» **Task directions**
Each line containing the word "screenshot" should be found and copied.

Part of a data file
▼▼▼
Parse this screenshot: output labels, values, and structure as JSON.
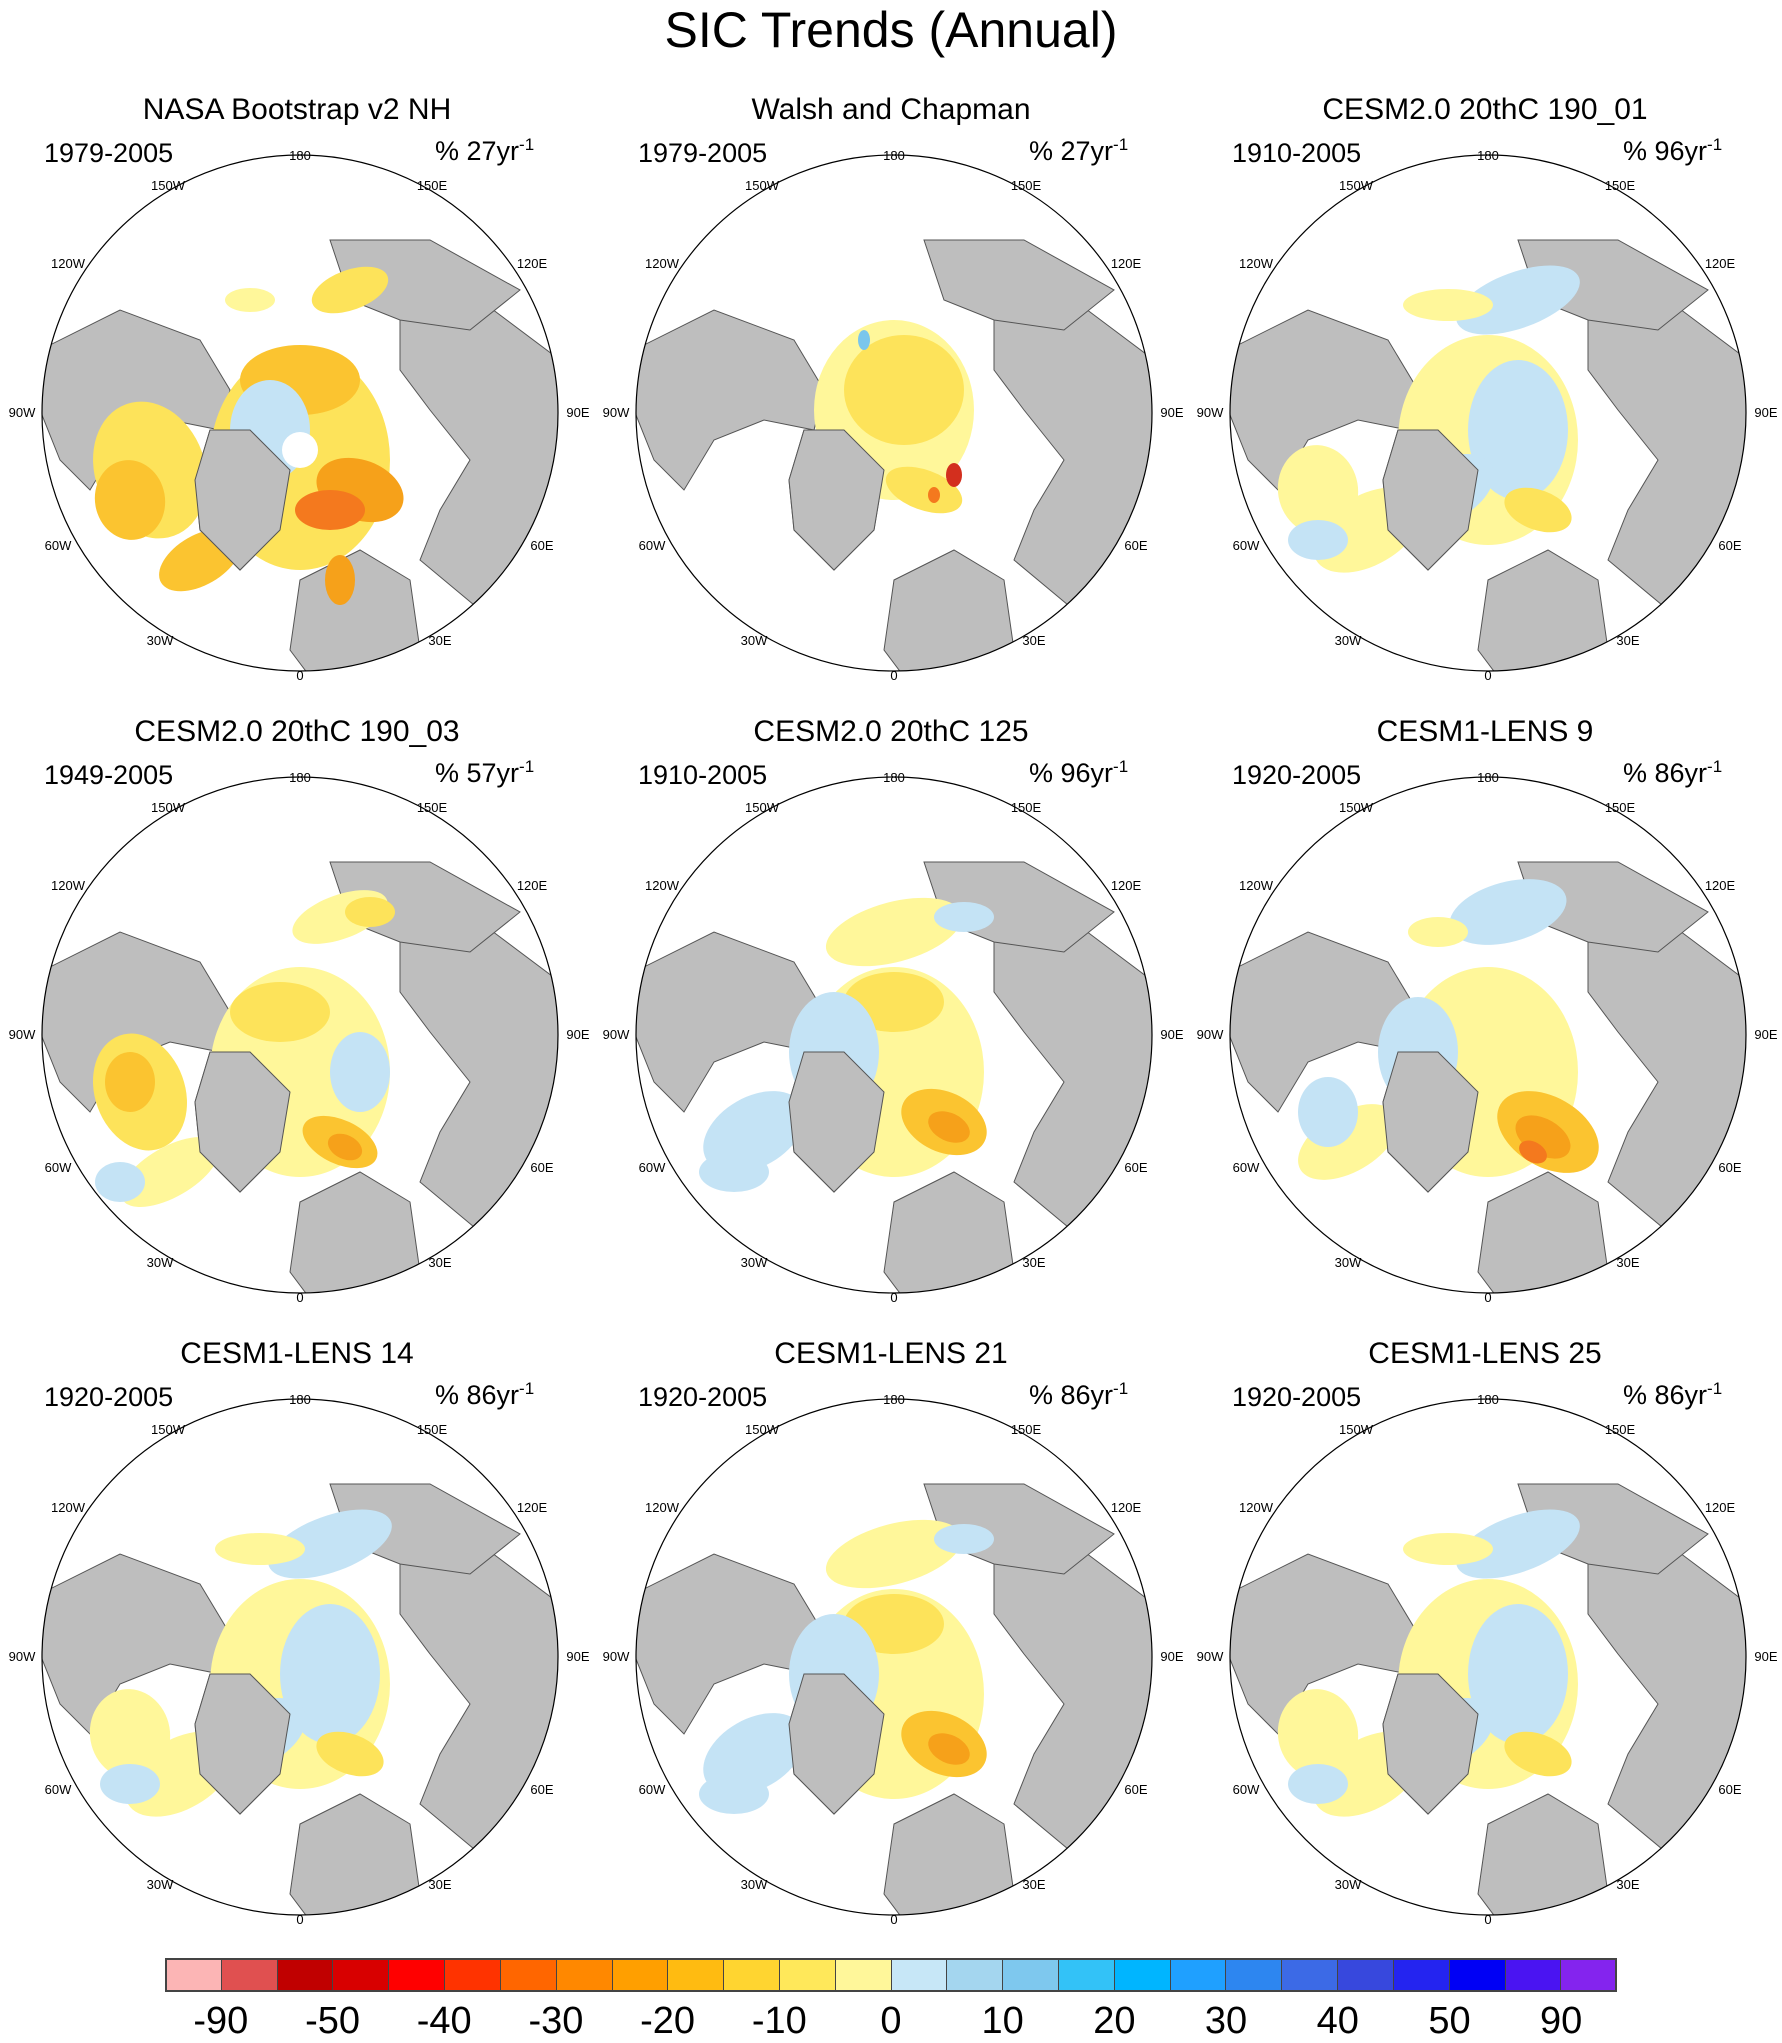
{
  "title": "SIC Trends (Annual)",
  "colors": {
    "land": "#bebebe",
    "ocean": "#ffffff",
    "outline": "#000000",
    "positive_trend": [
      "#c4e3f5",
      "#a3d4ef",
      "#7ac6ec"
    ],
    "negative_trend": [
      "#fff79a",
      "#fde35a",
      "#fbc430",
      "#f6a11a",
      "#f4791e",
      "#d32f1e"
    ]
  },
  "map_labels": {
    "top": "180",
    "bottom": "0",
    "upper_left": "150W",
    "upper_right": "150E",
    "left_upper": "120W",
    "right_upper": "120E",
    "left_mid": "90W",
    "right_mid": "90E",
    "left_lower": "60W",
    "right_lower": "60E",
    "lower_left": "30W",
    "lower_right": "30E"
  },
  "panels": [
    {
      "title": "NASA Bootstrap v2 NH",
      "period": "1979-2005",
      "units_prefix": "% 27yr",
      "units_exp": "-1",
      "pattern": "decline-strong"
    },
    {
      "title": "Walsh and Chapman",
      "period": "1979-2005",
      "units_prefix": "% 27yr",
      "units_exp": "-1",
      "pattern": "walsh"
    },
    {
      "title": "CESM2.0 20thC 190_01",
      "period": "1910-2005",
      "units_prefix": "% 96yr",
      "units_exp": "-1",
      "pattern": "mixed-blue"
    },
    {
      "title": "CESM2.0 20thC 190_03",
      "period": "1949-2005",
      "units_prefix": "% 57yr",
      "units_exp": "-1",
      "pattern": "decline-moderate"
    },
    {
      "title": "CESM2.0 20thC 125",
      "period": "1910-2005",
      "units_prefix": "% 96yr",
      "units_exp": "-1",
      "pattern": "mixed-orange"
    },
    {
      "title": "CESM1-LENS 9",
      "period": "1920-2005",
      "units_prefix": "% 86yr",
      "units_exp": "-1",
      "pattern": "barents-red"
    },
    {
      "title": "CESM1-LENS 14",
      "period": "1920-2005",
      "units_prefix": "% 86yr",
      "units_exp": "-1",
      "pattern": "mixed-blue"
    },
    {
      "title": "CESM1-LENS 21",
      "period": "1920-2005",
      "units_prefix": "% 86yr",
      "units_exp": "-1",
      "pattern": "mixed-orange"
    },
    {
      "title": "CESM1-LENS 25",
      "period": "1920-2005",
      "units_prefix": "% 86yr",
      "units_exp": "-1",
      "pattern": "mixed-blue"
    }
  ],
  "colorbar": {
    "colors": [
      "#fcb5b5",
      "#e05050",
      "#c00000",
      "#d80000",
      "#ff0000",
      "#ff3300",
      "#ff6600",
      "#ff8800",
      "#ff9f00",
      "#ffbb11",
      "#ffd530",
      "#ffe85a",
      "#fff79a",
      "#c7e7f7",
      "#a4d6ef",
      "#7ec8ee",
      "#33c2f7",
      "#00b5ff",
      "#1fa0ff",
      "#2d86f0",
      "#3c6ae6",
      "#3748dd",
      "#2424f0",
      "#0000f5",
      "#4a14f2",
      "#8424ee"
    ],
    "labels": [
      "-90",
      "-50",
      "-40",
      "-30",
      "-20",
      "-10",
      "0",
      "10",
      "20",
      "30",
      "40",
      "50",
      "90"
    ]
  }
}
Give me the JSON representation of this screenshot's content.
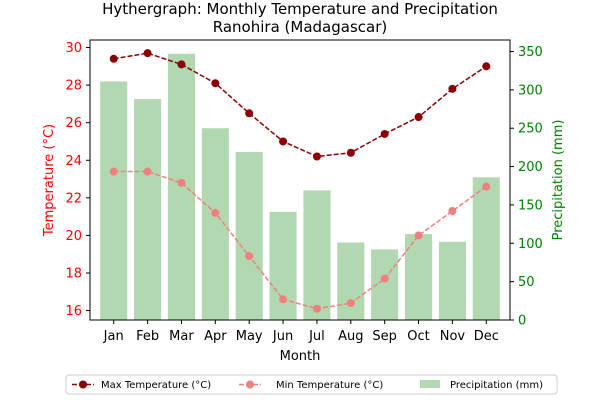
{
  "chart_data": {
    "type": "bar+line",
    "title_line1": "Hythergraph: Monthly Temperature and Precipitation",
    "title_line2": "Ranohira (Madagascar)",
    "xlabel": "Month",
    "ylabel_left": "Temperature (°C)",
    "ylabel_right": "Precipitation (mm)",
    "categories": [
      "Jan",
      "Feb",
      "Mar",
      "Apr",
      "May",
      "Jun",
      "Jul",
      "Aug",
      "Sep",
      "Oct",
      "Nov",
      "Dec"
    ],
    "ylim_left": [
      15.5,
      30.4
    ],
    "ylim_right": [
      0,
      365
    ],
    "yticks_left": [
      16,
      18,
      20,
      22,
      24,
      26,
      28,
      30
    ],
    "yticks_right": [
      0,
      50,
      100,
      150,
      200,
      250,
      300,
      350
    ],
    "series": [
      {
        "name": "Max Temperature (°C)",
        "kind": "line",
        "axis": "left",
        "color": "#8b0000",
        "linestyle": "dashed",
        "values": [
          29.4,
          29.7,
          29.1,
          28.1,
          26.5,
          25.0,
          24.2,
          24.4,
          25.4,
          26.3,
          27.8,
          29.0
        ]
      },
      {
        "name": "Min Temperature (°C)",
        "kind": "line",
        "axis": "left",
        "color": "#f08080",
        "linestyle": "dashed",
        "values": [
          23.4,
          23.4,
          22.8,
          21.2,
          18.9,
          16.6,
          16.1,
          16.4,
          17.7,
          20.0,
          21.3,
          22.6
        ]
      },
      {
        "name": "Precipitation (mm)",
        "kind": "bar",
        "axis": "right",
        "color": "#b2d8b2",
        "values": [
          311,
          288,
          347,
          250,
          219,
          141,
          169,
          101,
          92,
          112,
          102,
          186
        ]
      }
    ],
    "legend_position": "bottom-center",
    "left_axis_color": "#ff0000",
    "right_axis_color": "#008000"
  }
}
▲▲▲
» **Written reply**
Parse this screenshot: output labels, values, and structure as JSON.
Give me the JSON representation of this screenshot's content.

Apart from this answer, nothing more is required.